# START OF DATA SUPPLIED

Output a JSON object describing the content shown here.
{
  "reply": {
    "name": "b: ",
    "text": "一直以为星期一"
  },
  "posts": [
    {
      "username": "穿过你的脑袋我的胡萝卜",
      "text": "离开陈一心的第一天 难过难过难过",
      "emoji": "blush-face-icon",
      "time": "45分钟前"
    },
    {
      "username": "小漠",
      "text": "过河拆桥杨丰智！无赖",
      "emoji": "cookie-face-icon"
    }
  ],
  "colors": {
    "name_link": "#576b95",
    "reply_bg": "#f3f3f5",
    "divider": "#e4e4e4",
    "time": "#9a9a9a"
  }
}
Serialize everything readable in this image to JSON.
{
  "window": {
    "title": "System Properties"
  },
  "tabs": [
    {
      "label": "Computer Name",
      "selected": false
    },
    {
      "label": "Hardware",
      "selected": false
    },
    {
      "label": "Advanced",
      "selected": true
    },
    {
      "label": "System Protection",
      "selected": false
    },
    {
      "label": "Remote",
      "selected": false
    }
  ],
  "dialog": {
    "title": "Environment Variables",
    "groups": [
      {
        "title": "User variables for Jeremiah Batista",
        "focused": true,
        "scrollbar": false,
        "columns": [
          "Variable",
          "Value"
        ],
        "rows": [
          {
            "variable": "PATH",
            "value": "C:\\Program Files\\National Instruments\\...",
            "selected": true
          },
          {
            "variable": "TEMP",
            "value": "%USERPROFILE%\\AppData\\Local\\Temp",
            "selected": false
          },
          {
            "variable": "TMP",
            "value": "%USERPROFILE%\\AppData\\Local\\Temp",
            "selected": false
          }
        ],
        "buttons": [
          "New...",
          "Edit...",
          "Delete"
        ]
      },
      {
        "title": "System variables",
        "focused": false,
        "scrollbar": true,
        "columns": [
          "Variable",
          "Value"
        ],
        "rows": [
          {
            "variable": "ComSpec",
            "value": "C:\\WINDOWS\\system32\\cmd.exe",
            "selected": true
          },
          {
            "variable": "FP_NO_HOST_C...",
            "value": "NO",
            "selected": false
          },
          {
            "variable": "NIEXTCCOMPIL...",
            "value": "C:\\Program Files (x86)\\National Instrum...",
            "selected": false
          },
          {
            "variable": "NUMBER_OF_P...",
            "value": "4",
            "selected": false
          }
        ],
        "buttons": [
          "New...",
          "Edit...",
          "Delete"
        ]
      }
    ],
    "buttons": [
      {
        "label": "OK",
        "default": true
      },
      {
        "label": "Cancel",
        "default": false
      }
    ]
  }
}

# END OF DATA SUPPLIED
# START OF DATA SUPPLIED

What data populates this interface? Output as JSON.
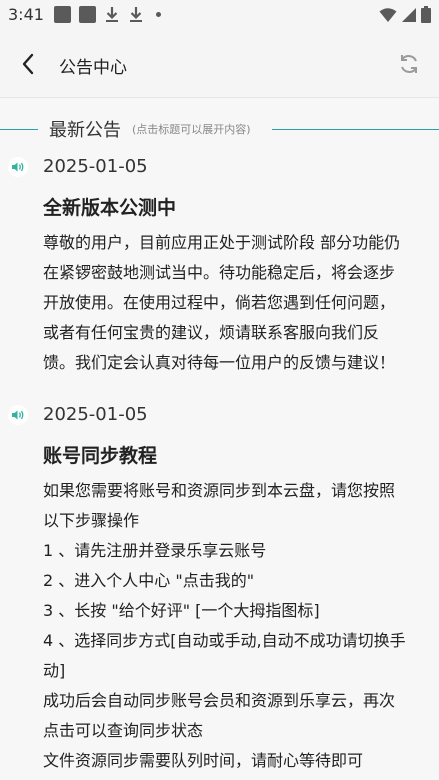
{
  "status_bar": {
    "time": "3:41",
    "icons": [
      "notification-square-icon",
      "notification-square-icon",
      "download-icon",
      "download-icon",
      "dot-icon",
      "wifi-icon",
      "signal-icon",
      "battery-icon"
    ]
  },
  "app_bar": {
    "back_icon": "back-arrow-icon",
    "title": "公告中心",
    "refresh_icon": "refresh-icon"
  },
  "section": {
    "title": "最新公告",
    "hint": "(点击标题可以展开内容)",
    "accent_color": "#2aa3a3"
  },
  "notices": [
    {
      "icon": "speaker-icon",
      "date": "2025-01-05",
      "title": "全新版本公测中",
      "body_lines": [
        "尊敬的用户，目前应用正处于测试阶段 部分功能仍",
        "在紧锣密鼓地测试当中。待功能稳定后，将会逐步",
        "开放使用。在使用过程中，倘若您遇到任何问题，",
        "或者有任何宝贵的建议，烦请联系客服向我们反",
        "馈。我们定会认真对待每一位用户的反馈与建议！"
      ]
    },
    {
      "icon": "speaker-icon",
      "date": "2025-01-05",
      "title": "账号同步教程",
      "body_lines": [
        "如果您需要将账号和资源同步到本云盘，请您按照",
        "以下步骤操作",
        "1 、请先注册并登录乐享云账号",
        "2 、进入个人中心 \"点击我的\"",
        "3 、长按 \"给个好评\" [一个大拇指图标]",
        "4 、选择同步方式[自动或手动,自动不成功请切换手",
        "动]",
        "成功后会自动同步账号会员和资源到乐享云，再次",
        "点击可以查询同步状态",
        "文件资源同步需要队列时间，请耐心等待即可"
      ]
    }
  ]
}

# END OF DATA SUPPLIED

### [EXERCISE DIRECTIONS]
Pick out each line above that includes "JSON" and show it.

### [EXERCISE SOLUTION]
Output a JSON object describing the content shown here.
Serialize everything readable in this image to JSON.
What data populates this interface? Output as JSON.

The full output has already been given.